Your task - Records follow. Copy every line with "общее".

Data for this task -
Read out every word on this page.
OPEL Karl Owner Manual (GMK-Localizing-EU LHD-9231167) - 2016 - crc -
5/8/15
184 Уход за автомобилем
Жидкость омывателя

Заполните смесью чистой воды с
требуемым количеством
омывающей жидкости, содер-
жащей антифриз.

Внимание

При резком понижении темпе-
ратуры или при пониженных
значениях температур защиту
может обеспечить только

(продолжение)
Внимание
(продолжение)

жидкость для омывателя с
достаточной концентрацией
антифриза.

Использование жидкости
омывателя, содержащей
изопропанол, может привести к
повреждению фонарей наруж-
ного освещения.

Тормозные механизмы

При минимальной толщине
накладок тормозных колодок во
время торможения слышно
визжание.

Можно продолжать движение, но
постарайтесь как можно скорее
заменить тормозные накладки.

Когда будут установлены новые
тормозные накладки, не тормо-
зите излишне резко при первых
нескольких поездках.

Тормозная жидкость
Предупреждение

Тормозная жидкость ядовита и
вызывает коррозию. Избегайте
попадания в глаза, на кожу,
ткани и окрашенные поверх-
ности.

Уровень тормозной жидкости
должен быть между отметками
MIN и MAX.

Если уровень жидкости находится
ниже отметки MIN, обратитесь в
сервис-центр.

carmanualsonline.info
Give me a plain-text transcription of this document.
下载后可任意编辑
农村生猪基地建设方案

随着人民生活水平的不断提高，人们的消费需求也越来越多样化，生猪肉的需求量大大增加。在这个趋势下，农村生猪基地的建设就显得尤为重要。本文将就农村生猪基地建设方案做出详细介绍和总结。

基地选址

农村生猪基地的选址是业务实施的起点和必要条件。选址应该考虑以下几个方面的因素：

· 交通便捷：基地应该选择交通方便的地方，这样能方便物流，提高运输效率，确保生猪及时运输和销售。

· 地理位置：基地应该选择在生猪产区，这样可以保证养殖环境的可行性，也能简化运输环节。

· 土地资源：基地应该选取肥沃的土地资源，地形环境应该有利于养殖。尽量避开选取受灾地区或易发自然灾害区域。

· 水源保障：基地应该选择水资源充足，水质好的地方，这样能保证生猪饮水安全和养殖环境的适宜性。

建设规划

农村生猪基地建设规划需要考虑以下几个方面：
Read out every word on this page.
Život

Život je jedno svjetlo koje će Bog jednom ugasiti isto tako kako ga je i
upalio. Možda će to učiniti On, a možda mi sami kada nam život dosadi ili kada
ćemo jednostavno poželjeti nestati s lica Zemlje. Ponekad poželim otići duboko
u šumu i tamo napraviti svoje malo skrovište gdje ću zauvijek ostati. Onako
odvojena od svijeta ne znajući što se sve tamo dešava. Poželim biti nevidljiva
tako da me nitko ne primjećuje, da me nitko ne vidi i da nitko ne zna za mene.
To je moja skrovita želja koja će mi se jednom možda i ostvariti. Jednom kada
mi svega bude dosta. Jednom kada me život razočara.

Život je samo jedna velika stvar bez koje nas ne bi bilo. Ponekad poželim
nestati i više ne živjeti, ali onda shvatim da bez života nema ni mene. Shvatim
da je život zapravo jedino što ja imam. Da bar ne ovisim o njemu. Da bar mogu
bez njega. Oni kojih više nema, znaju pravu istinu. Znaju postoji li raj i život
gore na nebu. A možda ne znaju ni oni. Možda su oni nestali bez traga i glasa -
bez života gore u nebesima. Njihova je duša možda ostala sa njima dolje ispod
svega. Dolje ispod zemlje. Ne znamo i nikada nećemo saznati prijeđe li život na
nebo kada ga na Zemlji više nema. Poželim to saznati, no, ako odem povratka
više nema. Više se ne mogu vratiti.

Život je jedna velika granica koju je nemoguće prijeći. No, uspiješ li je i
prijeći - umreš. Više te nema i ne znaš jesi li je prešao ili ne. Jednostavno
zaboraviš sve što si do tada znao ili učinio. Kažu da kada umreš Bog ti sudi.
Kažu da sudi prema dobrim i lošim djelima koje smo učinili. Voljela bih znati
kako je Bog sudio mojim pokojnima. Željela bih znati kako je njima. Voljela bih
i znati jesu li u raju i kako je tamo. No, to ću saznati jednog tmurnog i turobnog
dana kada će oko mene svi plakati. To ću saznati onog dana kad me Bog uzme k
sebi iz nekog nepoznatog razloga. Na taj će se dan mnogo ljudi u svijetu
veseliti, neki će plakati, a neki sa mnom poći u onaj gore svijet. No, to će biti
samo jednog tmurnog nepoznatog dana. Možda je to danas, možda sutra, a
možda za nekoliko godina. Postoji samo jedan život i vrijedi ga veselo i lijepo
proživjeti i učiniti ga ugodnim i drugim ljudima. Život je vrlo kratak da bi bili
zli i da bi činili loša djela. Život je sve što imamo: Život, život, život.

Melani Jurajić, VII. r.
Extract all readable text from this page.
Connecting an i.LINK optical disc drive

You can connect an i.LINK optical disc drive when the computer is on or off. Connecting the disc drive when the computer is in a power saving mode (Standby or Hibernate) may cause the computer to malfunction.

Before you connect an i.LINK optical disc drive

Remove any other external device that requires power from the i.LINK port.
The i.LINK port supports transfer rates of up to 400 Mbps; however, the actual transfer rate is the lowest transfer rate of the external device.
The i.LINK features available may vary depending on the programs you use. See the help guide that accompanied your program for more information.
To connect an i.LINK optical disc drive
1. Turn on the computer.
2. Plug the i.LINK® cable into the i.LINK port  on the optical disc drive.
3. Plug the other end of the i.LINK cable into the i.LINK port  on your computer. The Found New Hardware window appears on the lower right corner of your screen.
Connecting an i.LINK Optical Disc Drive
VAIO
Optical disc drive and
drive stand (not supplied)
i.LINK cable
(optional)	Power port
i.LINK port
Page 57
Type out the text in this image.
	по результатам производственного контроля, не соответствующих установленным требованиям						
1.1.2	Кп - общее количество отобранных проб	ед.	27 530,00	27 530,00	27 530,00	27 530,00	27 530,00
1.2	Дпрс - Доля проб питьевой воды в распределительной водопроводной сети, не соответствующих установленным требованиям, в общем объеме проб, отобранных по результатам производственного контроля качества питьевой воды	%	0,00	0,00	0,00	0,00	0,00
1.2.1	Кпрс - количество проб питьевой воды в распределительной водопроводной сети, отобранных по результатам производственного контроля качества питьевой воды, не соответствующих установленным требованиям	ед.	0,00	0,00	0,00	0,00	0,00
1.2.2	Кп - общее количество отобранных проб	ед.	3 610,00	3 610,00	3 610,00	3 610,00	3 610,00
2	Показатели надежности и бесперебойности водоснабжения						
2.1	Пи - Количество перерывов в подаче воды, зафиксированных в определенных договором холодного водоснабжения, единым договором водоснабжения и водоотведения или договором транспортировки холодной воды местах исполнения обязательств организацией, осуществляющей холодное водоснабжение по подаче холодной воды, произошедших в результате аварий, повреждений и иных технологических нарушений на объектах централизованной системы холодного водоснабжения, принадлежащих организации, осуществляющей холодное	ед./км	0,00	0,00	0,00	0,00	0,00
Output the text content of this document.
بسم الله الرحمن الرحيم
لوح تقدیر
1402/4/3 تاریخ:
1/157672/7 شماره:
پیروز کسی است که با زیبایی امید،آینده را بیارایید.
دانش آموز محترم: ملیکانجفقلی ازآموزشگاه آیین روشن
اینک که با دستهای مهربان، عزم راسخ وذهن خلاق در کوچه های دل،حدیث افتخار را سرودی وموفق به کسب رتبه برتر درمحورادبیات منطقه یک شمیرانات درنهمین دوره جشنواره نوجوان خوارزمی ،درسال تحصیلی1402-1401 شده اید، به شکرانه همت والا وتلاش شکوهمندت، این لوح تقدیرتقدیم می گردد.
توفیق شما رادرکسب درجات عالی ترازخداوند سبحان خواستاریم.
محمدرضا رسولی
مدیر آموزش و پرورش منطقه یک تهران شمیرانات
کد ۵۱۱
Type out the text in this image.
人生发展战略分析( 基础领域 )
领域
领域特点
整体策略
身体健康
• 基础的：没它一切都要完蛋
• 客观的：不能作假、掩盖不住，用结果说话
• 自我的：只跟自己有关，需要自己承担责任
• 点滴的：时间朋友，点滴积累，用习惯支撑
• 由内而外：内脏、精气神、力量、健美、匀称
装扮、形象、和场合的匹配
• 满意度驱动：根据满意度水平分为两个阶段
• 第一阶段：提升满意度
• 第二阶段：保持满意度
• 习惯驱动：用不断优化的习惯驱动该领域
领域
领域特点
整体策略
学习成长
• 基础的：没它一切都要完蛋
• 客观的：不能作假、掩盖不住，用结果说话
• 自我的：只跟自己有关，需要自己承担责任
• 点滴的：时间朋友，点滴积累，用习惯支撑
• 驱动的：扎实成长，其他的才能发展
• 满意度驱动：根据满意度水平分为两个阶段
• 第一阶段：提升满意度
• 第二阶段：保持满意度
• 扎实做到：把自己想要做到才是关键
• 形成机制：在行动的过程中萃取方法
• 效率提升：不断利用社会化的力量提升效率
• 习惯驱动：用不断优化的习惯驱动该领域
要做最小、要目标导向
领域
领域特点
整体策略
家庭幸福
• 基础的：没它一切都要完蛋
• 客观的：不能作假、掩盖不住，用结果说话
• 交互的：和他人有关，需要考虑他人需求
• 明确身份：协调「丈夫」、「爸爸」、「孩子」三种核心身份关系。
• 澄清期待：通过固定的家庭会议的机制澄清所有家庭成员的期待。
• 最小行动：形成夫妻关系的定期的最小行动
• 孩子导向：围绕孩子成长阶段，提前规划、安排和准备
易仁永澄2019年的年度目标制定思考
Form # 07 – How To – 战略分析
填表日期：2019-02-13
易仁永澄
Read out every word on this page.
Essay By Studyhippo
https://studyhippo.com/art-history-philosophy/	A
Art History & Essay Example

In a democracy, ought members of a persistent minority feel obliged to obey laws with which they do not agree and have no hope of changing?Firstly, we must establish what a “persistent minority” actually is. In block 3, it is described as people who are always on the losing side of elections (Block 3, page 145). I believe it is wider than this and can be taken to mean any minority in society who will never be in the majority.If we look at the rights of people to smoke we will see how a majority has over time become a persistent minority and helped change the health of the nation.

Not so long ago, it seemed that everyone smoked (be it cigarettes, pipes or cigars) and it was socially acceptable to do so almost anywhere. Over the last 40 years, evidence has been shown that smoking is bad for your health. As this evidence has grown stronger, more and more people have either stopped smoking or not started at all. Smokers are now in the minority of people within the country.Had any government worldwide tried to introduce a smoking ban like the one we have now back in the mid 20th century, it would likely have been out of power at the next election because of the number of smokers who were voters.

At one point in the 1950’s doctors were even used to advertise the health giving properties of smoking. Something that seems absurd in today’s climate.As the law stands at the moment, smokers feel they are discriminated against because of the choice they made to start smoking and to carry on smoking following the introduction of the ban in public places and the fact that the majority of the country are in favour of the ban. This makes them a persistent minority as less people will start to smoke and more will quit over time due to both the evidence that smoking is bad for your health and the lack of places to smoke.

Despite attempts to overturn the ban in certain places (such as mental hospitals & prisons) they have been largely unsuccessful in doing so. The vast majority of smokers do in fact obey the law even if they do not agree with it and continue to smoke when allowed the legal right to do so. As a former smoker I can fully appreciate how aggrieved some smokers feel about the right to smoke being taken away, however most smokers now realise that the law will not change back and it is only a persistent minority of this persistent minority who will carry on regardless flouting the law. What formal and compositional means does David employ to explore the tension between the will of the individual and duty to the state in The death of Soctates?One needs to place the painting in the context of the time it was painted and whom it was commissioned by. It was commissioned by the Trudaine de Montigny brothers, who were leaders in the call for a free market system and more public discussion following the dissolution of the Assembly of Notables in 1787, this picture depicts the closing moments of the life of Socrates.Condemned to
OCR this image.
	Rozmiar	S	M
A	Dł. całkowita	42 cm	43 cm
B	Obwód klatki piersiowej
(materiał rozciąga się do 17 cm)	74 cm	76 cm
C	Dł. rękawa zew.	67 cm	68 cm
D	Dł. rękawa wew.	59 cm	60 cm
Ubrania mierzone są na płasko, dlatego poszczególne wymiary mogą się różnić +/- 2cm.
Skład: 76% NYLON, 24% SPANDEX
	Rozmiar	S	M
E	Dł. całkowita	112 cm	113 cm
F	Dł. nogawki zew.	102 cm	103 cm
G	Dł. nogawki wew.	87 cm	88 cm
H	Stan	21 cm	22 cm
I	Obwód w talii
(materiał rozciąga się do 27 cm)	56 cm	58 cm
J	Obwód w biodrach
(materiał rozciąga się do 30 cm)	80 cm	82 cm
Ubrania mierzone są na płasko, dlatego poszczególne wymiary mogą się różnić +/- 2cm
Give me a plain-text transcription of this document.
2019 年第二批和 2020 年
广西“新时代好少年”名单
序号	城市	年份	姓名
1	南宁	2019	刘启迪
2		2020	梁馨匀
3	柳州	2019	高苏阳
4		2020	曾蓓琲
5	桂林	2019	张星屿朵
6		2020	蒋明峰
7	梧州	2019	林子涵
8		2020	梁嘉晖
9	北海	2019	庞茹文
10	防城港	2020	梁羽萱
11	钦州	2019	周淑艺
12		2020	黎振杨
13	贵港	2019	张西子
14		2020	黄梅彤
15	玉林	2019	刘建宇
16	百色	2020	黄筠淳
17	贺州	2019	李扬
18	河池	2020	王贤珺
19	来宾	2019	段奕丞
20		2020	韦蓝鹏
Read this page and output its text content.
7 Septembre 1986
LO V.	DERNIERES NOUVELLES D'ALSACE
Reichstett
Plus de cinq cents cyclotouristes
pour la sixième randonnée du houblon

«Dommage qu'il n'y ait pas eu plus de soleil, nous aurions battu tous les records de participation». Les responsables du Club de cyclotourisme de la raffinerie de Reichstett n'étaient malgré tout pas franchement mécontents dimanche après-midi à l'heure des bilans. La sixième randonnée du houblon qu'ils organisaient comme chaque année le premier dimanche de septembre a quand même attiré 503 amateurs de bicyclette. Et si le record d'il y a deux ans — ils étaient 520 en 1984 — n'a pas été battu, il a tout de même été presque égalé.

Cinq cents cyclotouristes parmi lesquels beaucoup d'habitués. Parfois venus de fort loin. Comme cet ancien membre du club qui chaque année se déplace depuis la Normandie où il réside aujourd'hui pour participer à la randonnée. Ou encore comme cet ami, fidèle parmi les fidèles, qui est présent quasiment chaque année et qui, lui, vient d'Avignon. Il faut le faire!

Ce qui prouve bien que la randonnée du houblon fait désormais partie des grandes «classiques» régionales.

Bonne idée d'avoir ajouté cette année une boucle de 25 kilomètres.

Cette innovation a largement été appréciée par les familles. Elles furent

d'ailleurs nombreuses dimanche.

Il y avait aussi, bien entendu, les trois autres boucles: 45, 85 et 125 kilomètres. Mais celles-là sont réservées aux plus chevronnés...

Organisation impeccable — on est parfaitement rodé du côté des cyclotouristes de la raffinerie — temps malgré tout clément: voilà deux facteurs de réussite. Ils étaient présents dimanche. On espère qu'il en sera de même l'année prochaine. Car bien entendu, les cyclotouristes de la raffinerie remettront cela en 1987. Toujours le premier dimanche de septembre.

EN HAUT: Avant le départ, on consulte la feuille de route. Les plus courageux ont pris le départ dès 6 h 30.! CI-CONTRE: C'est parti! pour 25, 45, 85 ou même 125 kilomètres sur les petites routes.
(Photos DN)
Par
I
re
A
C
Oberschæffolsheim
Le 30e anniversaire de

The output -
1.1.2	Кп - общее количество отобранных проб	ед.	27 530,00	27 530,00	27 530,00	27 530,00	27 530,00
1.2.2	Кп - общее количество отобранных проб	ед.	3 610,00	3 610,00	3 610,00	3 610,00	3 610,00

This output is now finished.